▶ [Prompt]: Wherever a line holds the word "nitrospirota", copy that line from the data.

▶ [Dataset]:
# # # #

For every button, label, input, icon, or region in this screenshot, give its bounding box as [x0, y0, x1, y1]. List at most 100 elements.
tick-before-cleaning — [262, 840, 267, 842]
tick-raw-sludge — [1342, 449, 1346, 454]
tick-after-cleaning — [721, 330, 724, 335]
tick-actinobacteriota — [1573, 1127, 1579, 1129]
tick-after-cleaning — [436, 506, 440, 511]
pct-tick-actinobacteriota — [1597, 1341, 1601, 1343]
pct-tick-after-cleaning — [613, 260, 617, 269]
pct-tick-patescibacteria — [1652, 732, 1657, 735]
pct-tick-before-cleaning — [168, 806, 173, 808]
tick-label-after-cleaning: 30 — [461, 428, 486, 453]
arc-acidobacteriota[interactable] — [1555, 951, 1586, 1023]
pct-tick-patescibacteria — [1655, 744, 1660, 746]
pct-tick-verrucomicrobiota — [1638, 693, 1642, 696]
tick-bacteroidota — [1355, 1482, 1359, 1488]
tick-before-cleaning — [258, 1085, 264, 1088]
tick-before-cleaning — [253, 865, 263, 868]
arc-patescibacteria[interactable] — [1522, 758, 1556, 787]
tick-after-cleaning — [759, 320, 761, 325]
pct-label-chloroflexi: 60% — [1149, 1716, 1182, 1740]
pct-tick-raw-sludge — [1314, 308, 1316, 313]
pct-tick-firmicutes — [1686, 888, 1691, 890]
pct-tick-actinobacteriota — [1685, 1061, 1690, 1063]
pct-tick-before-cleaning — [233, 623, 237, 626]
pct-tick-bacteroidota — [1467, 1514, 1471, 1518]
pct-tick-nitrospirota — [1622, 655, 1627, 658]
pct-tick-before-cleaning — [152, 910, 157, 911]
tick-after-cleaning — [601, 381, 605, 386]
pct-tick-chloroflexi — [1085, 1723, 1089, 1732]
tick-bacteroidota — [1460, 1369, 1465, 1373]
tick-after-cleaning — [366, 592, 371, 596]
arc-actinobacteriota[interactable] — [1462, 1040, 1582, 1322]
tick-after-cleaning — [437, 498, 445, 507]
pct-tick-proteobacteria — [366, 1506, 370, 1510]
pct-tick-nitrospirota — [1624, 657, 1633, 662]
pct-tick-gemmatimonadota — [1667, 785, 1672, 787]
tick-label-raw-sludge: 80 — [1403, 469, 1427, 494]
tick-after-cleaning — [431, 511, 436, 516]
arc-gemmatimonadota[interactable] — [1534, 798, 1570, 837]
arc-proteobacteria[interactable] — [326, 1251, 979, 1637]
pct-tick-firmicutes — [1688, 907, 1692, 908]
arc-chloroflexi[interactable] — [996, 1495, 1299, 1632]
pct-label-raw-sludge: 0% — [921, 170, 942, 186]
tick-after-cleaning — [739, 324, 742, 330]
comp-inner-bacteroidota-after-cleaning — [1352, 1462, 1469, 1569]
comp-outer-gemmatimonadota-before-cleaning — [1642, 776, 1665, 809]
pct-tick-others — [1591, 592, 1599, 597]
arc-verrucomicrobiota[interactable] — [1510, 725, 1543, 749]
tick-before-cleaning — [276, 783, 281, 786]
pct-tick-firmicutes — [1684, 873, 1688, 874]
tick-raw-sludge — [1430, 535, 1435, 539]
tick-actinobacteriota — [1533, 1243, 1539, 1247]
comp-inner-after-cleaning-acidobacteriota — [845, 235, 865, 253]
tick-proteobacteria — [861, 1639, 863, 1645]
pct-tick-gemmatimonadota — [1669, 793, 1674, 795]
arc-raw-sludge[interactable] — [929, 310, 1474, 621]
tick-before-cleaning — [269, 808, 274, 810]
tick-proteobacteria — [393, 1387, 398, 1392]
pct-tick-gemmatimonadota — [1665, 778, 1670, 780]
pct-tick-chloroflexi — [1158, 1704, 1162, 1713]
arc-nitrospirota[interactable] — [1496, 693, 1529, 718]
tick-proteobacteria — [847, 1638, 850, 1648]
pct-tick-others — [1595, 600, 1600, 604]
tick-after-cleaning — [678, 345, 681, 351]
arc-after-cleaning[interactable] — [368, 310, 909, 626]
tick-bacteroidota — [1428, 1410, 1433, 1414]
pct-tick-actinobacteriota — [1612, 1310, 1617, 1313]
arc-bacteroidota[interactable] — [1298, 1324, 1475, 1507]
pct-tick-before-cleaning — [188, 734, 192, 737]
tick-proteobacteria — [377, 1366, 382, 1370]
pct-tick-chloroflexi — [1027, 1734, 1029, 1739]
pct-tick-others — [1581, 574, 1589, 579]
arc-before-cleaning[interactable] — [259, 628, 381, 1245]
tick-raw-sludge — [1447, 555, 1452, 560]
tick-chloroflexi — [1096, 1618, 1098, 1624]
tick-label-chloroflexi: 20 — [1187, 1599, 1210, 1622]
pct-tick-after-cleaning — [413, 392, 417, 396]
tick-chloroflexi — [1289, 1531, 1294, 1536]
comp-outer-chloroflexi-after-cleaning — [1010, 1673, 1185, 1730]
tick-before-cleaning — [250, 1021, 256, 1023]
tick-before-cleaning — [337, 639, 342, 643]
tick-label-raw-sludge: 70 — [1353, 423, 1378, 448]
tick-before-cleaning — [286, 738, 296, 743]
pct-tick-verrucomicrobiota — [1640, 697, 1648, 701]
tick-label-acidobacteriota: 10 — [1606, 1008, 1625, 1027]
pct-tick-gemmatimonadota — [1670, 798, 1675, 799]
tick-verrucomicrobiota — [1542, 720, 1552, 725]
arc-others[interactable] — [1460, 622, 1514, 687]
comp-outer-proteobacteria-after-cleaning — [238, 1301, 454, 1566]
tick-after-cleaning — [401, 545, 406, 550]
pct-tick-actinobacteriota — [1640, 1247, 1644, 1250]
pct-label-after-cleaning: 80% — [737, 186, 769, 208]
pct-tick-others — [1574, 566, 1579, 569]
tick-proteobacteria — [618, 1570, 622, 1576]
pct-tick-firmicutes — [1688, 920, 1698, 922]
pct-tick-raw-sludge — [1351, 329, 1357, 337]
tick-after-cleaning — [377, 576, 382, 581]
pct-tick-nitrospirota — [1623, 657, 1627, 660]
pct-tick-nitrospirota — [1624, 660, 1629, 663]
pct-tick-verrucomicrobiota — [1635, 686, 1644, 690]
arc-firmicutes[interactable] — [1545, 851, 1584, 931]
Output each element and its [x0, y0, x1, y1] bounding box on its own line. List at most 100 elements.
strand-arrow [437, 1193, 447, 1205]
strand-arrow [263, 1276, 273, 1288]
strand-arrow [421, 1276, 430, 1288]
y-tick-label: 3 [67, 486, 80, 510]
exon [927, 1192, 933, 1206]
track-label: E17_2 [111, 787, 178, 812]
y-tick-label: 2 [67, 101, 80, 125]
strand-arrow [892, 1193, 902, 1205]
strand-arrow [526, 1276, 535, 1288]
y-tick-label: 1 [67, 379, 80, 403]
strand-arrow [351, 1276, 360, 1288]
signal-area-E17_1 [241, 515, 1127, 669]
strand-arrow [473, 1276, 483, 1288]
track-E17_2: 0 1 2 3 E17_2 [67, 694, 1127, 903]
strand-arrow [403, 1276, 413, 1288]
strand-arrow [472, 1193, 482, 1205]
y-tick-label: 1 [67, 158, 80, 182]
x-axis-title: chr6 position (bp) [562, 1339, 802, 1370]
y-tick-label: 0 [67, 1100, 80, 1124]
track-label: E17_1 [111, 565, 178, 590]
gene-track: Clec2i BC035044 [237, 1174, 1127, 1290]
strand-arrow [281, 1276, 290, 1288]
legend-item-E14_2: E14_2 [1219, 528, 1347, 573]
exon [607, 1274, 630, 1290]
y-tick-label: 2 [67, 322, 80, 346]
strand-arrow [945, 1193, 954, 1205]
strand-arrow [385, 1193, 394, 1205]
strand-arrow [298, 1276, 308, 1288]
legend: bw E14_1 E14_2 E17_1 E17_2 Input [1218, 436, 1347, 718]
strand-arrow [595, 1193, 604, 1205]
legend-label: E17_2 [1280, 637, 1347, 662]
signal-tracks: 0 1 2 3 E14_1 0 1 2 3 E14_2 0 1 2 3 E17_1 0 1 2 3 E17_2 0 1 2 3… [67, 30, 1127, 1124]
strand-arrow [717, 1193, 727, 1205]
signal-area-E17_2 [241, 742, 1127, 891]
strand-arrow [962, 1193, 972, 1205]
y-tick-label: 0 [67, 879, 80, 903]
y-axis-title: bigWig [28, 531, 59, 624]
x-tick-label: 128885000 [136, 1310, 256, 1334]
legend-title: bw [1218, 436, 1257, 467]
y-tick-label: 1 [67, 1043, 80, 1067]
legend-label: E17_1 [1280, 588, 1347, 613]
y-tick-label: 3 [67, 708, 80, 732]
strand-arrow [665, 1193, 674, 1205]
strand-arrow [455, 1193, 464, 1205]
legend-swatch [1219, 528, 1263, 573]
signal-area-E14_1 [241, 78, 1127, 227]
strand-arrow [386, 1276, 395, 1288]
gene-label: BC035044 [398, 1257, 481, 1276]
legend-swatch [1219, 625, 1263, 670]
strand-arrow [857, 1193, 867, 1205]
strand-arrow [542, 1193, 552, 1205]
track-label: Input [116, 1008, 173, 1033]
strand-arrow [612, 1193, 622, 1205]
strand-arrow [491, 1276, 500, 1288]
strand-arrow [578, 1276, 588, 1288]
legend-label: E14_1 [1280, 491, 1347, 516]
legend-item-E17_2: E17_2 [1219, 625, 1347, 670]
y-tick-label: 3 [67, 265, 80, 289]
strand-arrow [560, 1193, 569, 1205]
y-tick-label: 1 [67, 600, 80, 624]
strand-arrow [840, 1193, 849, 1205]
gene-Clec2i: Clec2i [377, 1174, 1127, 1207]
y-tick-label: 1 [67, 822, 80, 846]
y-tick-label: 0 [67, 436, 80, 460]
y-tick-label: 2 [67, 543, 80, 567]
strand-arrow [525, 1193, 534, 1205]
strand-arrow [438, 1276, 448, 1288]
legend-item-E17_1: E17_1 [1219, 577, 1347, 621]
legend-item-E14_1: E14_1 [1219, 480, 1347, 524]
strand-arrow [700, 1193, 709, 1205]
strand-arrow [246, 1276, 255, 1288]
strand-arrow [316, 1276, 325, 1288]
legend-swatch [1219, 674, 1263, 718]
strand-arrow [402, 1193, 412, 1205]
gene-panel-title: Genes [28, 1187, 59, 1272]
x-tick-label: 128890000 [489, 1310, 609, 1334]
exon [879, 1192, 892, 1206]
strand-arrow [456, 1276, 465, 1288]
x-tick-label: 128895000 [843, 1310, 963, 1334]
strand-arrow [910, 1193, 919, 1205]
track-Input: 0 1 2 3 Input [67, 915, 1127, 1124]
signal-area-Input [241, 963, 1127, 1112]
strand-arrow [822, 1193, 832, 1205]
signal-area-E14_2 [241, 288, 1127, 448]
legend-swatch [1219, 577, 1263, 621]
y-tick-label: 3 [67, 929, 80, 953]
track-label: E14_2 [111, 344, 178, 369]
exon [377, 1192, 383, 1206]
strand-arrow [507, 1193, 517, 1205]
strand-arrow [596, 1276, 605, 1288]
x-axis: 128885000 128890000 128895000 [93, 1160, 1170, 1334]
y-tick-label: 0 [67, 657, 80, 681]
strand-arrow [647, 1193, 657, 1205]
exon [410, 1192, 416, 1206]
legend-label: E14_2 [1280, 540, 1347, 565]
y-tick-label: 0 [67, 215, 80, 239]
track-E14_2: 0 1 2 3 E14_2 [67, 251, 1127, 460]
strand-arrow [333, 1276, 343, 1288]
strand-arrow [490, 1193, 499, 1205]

# # # #

▶ [Task response]:
pct-tick-nitrospirota — [1622, 655, 1627, 658]
pct-tick-nitrospirota — [1624, 657, 1633, 662]
arc-nitrospirota[interactable] — [1496, 693, 1529, 718]
pct-tick-nitrospirota — [1623, 657, 1627, 660]
pct-tick-nitrospirota — [1624, 660, 1629, 663]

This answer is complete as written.